Records from a data collection

┄┄┄┄┄┄┄┄┄┄┄┄┄┄┄┄┄┄┄┄

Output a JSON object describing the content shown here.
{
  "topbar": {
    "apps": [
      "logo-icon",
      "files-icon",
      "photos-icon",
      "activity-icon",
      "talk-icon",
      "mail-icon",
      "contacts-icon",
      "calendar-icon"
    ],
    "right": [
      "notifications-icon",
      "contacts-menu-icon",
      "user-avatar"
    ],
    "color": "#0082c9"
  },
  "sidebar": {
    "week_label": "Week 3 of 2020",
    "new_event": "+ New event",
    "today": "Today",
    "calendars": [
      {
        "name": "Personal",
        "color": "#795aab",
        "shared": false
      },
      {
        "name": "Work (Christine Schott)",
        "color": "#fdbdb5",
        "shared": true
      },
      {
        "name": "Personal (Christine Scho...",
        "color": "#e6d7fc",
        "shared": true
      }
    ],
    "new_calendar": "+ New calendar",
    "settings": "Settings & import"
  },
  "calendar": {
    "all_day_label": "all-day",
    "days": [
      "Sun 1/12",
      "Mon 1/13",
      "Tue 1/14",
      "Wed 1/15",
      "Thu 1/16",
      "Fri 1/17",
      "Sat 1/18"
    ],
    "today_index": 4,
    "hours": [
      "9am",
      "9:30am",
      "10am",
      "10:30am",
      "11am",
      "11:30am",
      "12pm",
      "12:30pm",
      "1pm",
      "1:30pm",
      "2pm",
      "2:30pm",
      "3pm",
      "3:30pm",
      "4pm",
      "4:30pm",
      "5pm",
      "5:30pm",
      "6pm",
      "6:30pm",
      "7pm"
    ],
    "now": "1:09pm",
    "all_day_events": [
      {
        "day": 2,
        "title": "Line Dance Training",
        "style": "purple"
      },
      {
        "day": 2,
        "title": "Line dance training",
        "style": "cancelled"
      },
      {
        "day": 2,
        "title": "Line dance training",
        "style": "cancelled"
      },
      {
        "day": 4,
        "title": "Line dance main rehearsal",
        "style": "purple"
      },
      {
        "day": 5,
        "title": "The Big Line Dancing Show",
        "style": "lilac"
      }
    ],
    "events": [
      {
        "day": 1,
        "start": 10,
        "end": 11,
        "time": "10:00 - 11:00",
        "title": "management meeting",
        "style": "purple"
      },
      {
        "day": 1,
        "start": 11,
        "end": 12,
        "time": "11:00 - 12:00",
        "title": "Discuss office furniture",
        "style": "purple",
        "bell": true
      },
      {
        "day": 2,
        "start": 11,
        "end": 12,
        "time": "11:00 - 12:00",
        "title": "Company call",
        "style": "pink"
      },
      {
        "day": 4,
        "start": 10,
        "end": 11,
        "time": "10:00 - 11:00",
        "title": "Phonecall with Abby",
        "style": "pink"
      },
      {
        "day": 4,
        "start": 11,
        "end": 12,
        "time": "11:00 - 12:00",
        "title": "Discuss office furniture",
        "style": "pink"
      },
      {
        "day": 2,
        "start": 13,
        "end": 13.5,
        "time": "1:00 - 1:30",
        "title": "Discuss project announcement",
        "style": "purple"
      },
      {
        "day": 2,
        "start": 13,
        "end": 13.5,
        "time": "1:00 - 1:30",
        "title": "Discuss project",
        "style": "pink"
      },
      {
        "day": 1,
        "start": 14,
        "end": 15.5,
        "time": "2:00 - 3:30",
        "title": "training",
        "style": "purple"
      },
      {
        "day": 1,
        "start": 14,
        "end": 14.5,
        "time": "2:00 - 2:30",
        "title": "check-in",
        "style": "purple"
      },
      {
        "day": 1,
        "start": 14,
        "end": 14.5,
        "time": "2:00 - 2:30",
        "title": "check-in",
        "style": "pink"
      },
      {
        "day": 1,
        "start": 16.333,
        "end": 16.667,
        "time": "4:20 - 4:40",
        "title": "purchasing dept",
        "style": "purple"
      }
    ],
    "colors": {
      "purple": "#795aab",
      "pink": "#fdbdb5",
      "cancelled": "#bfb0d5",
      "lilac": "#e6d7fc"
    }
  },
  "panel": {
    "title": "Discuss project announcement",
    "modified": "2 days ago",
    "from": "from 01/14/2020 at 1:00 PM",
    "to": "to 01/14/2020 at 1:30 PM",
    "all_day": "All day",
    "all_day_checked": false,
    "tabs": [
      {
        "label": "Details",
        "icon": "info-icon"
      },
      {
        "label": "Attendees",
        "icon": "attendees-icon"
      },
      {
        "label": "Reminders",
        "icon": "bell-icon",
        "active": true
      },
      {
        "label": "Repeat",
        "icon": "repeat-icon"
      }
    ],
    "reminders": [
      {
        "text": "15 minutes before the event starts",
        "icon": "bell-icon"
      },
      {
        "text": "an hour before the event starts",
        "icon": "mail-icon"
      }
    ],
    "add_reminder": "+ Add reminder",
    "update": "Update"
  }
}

┄┄┄┄┄┄┄┄┄┄┄┄┄┄┄┄┄┄┄┄

What the task requires: Reproduce the records above exactly.

Final answer:
Output a JSON object describing the content shown here.
{
  "topbar": {
    "apps": [
      "logo-icon",
      "files-icon",
      "photos-icon",
      "activity-icon",
      "talk-icon",
      "mail-icon",
      "contacts-icon",
      "calendar-icon"
    ],
    "right": [
      "notifications-icon",
      "contacts-menu-icon",
      "user-avatar"
    ],
    "color": "#0082c9"
  },
  "sidebar": {
    "week_label": "Week 3 of 2020",
    "new_event": "+ New event",
    "today": "Today",
    "calendars": [
      {
        "name": "Personal",
        "color": "#795aab",
        "shared": false
      },
      {
        "name": "Work (Christine Schott)",
        "color": "#fdbdb5",
        "shared": true
      },
      {
        "name": "Personal (Christine Scho...",
        "color": "#e6d7fc",
        "shared": true
      }
    ],
    "new_calendar": "+ New calendar",
    "settings": "Settings & import"
  },
  "calendar": {
    "all_day_label": "all-day",
    "days": [
      "Sun 1/12",
      "Mon 1/13",
      "Tue 1/14",
      "Wed 1/15",
      "Thu 1/16",
      "Fri 1/17",
      "Sat 1/18"
    ],
    "today_index": 4,
    "hours": [
      "9am",
      "9:30am",
      "10am",
      "10:30am",
      "11am",
      "11:30am",
      "12pm",
      "12:30pm",
      "1pm",
      "1:30pm",
      "2pm",
      "2:30pm",
      "3pm",
      "3:30pm",
      "4pm",
      "4:30pm",
      "5pm",
      "5:30pm",
      "6pm",
      "6:30pm",
      "7pm"
    ],
    "now": "1:09pm",
    "all_day_events": [
      {
        "day": 2,
        "title": "Line Dance Training",
        "style": "purple"
      },
      {
        "day": 2,
        "title": "Line dance training",
        "style": "cancelled"
      },
      {
        "day": 2,
        "title": "Line dance training",
        "style": "cancelled"
      },
      {
        "day": 4,
        "title": "Line dance main rehearsal",
        "style": "purple"
      },
      {
        "day": 5,
        "title": "The Big Line Dancing Show",
        "style": "lilac"
      }
    ],
    "events": [
      {
        "day": 1,
        "start": 10,
        "end": 11,
        "time": "10:00 - 11:00",
        "title": "management meeting",
        "style": "purple"
      },
      {
        "day": 1,
        "start": 11,
        "end": 12,
        "time": "11:00 - 12:00",
        "title": "Discuss office furniture",
        "style": "purple",
        "bell": true
      },
      {
        "day": 2,
        "start": 11,
        "end": 12,
        "time": "11:00 - 12:00",
        "title": "Company call",
        "style": "pink"
      },
      {
        "day": 4,
        "start": 10,
        "end": 11,
        "time": "10:00 - 11:00",
        "title": "Phonecall with Abby",
        "style": "pink"
      },
      {
        "day": 4,
        "start": 11,
        "end": 12,
        "time": "11:00 - 12:00",
        "title": "Discuss office furniture",
        "style": "pink"
      },
      {
        "day": 2,
        "start": 13,
        "end": 13.5,
        "time": "1:00 - 1:30",
        "title": "Discuss project announcement",
        "style": "purple"
      },
      {
        "day": 2,
        "start": 13,
        "end": 13.5,
        "time": "1:00 - 1:30",
        "title": "Discuss project",
        "style": "pink"
      },
      {
        "day": 1,
        "start": 14,
        "end": 15.5,
        "time": "2:00 - 3:30",
        "title": "training",
        "style": "purple"
      },
      {
        "day": 1,
        "start": 14,
        "end": 14.5,
        "time": "2:00 - 2:30",
        "title": "check-in",
        "style": "purple"
      },
      {
        "day": 1,
        "start": 14,
        "end": 14.5,
        "time": "2:00 - 2:30",
        "title": "check-in",
        "style": "pink"
      },
      {
        "day": 1,
        "start": 16.333,
        "end": 16.667,
        "time": "4:20 - 4:40",
        "title": "purchasing dept",
        "style": "purple"
      }
    ],
    "colors": {
      "purple": "#795aab",
      "pink": "#fdbdb5",
      "cancelled": "#bfb0d5",
      "lilac": "#e6d7fc"
    }
  },
  "panel": {
    "title": "Discuss project announcement",
    "modified": "2 days ago",
    "from": "from 01/14/2020 at 1:00 PM",
    "to": "to 01/14/2020 at 1:30 PM",
    "all_day": "All day",
    "all_day_checked": false,
    "tabs": [
      {
        "label": "Details",
        "icon": "info-icon"
      },
      {
        "label": "Attendees",
        "icon": "attendees-icon"
      },
      {
        "label": "Reminders",
        "icon": "bell-icon",
        "active": true
      },
      {
        "label": "Repeat",
        "icon": "repeat-icon"
      }
    ],
    "reminders": [
      {
        "text": "15 minutes before the event starts",
        "icon": "bell-icon"
      },
      {
        "text": "an hour before the event starts",
        "icon": "mail-icon"
      }
    ],
    "add_reminder": "+ Add reminder",
    "update": "Update"
  }
}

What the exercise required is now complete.